#### [WHAT IS BEING ASKED]
Leave out the pictures and repeat every record exactly.
-- begin DATASET ROWS --
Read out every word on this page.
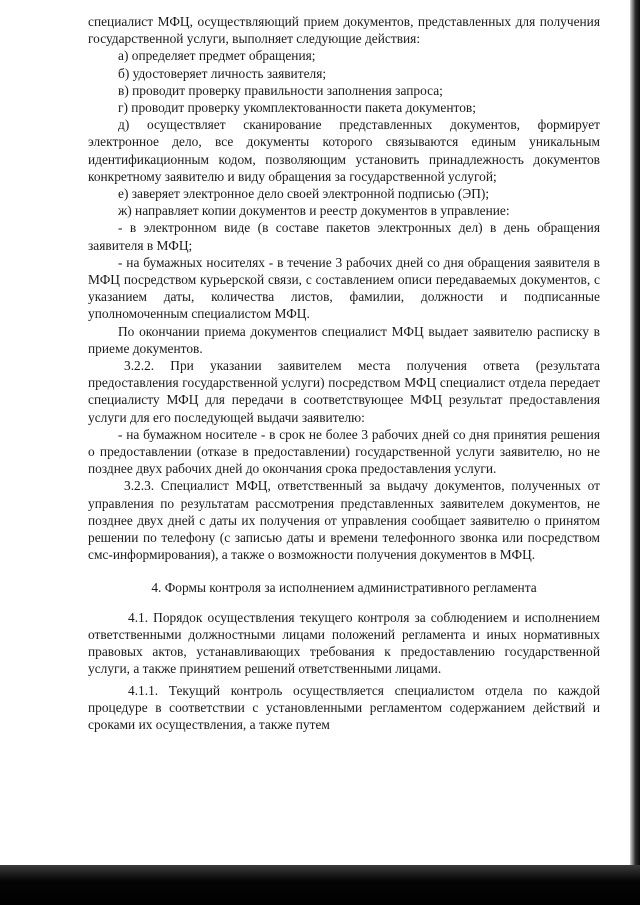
специалист МФЦ, осуществляющий прием документов, представленных для получения государственной услуги, выполняет следующие действия:

а) определяет предмет обращения;

б) удостоверяет личность заявителя;

в) проводит проверку правильности заполнения запроса;

г) проводит проверку укомплектованности пакета документов;

д) осуществляет сканирование представленных документов, формирует электронное дело, все документы которого связываются единым уникальным идентификационным кодом, позволяющим установить принадлежность документов конкретному заявителю и виду обращения за государственной услугой;

е) заверяет электронное дело своей электронной подписью (ЭП);

ж) направляет копии документов и реестр документов в управление:

- в электронном виде (в составе пакетов электронных дел) в день обращения заявителя в МФЦ;

- на бумажных носителях - в течение 3 рабочих дней со дня обращения заявителя в МФЦ посредством курьерской связи, с составлением описи передаваемых документов, с указанием даты, количества листов, фамилии, должности и подписанные уполномоченным специалистом МФЦ.

По окончании приема документов специалист МФЦ выдает заявителю расписку в приеме документов.

3.2.2. При указании заявителем места получения ответа (результата предоставления государственной услуги) посредством МФЦ специалист отдела передает специалисту МФЦ для передачи в соответствующее МФЦ результат предоставления услуги для его последующей выдачи заявителю:

- на бумажном носителе - в срок не более 3 рабочих дней со дня принятия решения о предоставлении (отказе в предоставлении) государственной услуги заявителю, но не позднее двух рабочих дней до окончания срока предоставления услуги.

3.2.3. Специалист МФЦ, ответственный за выдачу документов, полученных от управления по результатам рассмотрения представленных заявителем документов, не позднее двух дней с даты их получения от управления сообщает заявителю о принятом решении по телефону (с записью даты и времени телефонного звонка или посредством смс-информирования), а также о возможности получения документов в МФЦ.

4. Формы контроля за исполнением административного регламента

4.1. Порядок осуществления текущего контроля за соблюдением и исполнением ответственными должностными лицами положений регламента и иных нормативных правовых актов, устанавливающих требования к предоставлению государственной услуги, а также принятием решений ответственными лицами.

4.1.1. Текущий контроль осуществляется специалистом отдела по каждой процедуре в соответствии с установленными регламентом содержанием действий и сроками их осуществления, а также путем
-- end DATASET ROWS --
#### [ANSWER TO THE TASK]
Read out every word on this page.
специалист МФЦ, осуществляющий прием документов, представленных для получения государственной услуги, выполняет следующие действия:

а) определяет предмет обращения;

б) удостоверяет личность заявителя;

в) проводит проверку правильности заполнения запроса;

г) проводит проверку укомплектованности пакета документов;

д) осуществляет сканирование представленных документов, формирует электронное дело, все документы которого связываются единым уникальным идентификационным кодом, позволяющим установить принадлежность документов конкретному заявителю и виду обращения за государственной услугой;

е) заверяет электронное дело своей электронной подписью (ЭП);

ж) направляет копии документов и реестр документов в управление:

- в электронном виде (в составе пакетов электронных дел) в день обращения заявителя в МФЦ;

- на бумажных носителях - в течение 3 рабочих дней со дня обращения заявителя в МФЦ посредством курьерской связи, с составлением описи передаваемых документов, с указанием даты, количества листов, фамилии, должности и подписанные уполномоченным специалистом МФЦ.

По окончании приема документов специалист МФЦ выдает заявителю расписку в приеме документов.

3.2.2. При указании заявителем места получения ответа (результата предоставления государственной услуги) посредством МФЦ специалист отдела передает специалисту МФЦ для передачи в соответствующее МФЦ результат предоставления услуги для его последующей выдачи заявителю:

- на бумажном носителе - в срок не более 3 рабочих дней со дня принятия решения о предоставлении (отказе в предоставлении) государственной услуги заявителю, но не позднее двух рабочих дней до окончания срока предоставления услуги.

3.2.3. Специалист МФЦ, ответственный за выдачу документов, полученных от управления по результатам рассмотрения представленных заявителем документов, не позднее двух дней с даты их получения от управления сообщает заявителю о принятом решении по телефону (с записью даты и времени телефонного звонка или посредством смс-информирования), а также о возможности получения документов в МФЦ.

4. Формы контроля за исполнением административного регламента

4.1. Порядок осуществления текущего контроля за соблюдением и исполнением ответственными должностными лицами положений регламента и иных нормативных правовых актов, устанавливающих требования к предоставлению государственной услуги, а также принятием решений ответственными лицами.

4.1.1. Текущий контроль осуществляется специалистом отдела по каждой процедуре в соответствии с установленными регламентом содержанием действий и сроками их осуществления, а также путем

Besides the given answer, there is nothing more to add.